TO BE DONE: List all lines of the data that include the string "button".

══ RECORD EXCERPTS

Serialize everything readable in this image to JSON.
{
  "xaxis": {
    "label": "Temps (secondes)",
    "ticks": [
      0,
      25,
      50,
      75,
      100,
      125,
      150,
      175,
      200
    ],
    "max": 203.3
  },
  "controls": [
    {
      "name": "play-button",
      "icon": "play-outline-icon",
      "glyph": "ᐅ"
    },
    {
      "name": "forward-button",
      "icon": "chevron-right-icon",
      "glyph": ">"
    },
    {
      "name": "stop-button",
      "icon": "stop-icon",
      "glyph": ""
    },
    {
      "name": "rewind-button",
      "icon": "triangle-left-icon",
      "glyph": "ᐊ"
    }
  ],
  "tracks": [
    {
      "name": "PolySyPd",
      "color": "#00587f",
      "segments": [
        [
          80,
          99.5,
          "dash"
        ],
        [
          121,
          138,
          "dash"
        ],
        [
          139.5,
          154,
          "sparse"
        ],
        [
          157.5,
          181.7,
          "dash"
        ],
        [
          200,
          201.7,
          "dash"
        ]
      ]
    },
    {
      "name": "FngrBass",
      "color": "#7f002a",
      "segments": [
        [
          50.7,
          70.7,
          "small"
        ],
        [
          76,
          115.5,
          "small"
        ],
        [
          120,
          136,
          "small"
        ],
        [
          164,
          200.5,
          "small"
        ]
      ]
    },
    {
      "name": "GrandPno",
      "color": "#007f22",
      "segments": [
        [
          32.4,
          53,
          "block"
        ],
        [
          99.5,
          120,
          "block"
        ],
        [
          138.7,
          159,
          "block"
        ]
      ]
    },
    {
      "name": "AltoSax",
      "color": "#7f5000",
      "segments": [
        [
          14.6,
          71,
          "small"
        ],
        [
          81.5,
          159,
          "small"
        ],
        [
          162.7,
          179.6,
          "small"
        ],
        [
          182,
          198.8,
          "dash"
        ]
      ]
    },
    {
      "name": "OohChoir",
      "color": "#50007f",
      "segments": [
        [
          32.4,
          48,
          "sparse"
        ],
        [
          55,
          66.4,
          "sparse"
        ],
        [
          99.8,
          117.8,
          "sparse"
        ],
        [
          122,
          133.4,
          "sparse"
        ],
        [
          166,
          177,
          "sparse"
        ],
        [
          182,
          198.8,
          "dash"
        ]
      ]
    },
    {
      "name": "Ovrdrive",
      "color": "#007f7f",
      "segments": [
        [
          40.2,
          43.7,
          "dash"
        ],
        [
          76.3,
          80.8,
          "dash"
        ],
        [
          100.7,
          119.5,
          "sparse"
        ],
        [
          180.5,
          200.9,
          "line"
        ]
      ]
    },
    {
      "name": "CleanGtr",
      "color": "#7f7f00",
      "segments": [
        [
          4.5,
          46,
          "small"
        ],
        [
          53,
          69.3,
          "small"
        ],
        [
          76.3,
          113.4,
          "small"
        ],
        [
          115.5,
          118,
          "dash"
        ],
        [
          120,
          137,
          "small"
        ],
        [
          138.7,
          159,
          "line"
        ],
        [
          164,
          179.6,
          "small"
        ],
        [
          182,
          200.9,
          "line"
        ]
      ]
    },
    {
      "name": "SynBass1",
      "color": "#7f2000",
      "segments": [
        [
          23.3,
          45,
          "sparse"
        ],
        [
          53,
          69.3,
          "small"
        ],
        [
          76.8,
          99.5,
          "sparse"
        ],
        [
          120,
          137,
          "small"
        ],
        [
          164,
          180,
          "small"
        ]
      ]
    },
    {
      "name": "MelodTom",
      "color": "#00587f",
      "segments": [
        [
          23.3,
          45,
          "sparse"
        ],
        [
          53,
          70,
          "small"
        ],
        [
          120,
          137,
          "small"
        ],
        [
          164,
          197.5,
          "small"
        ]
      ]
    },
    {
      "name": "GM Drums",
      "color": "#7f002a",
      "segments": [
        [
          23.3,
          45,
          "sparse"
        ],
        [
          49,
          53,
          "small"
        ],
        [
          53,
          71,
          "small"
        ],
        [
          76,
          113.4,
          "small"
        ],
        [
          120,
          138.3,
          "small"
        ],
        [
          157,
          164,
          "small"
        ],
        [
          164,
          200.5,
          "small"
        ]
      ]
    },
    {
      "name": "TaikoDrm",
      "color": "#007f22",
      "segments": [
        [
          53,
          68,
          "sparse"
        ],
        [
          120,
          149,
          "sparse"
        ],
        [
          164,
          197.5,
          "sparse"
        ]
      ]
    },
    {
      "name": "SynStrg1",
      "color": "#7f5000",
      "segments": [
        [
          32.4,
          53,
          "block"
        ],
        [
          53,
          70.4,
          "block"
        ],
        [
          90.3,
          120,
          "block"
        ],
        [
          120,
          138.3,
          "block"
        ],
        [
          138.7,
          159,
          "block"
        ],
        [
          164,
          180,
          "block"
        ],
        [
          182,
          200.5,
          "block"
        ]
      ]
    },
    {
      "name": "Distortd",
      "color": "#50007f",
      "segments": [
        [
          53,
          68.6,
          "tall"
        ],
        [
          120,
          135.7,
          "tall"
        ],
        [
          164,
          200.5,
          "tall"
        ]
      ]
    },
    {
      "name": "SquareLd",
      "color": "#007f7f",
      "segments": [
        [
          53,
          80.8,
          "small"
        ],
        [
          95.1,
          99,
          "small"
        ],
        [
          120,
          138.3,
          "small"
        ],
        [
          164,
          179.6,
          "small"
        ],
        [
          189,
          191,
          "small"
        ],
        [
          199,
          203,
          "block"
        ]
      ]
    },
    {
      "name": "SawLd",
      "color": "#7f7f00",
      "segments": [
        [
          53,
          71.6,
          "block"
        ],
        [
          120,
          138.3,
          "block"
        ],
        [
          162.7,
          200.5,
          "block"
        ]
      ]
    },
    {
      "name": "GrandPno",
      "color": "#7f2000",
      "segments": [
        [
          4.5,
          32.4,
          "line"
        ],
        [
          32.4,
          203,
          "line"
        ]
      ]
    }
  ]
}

════

THE RESPONSE:
      "name": "play-button",
      "name": "forward-button",
      "name": "stop-button",
      "name": "rewind-button",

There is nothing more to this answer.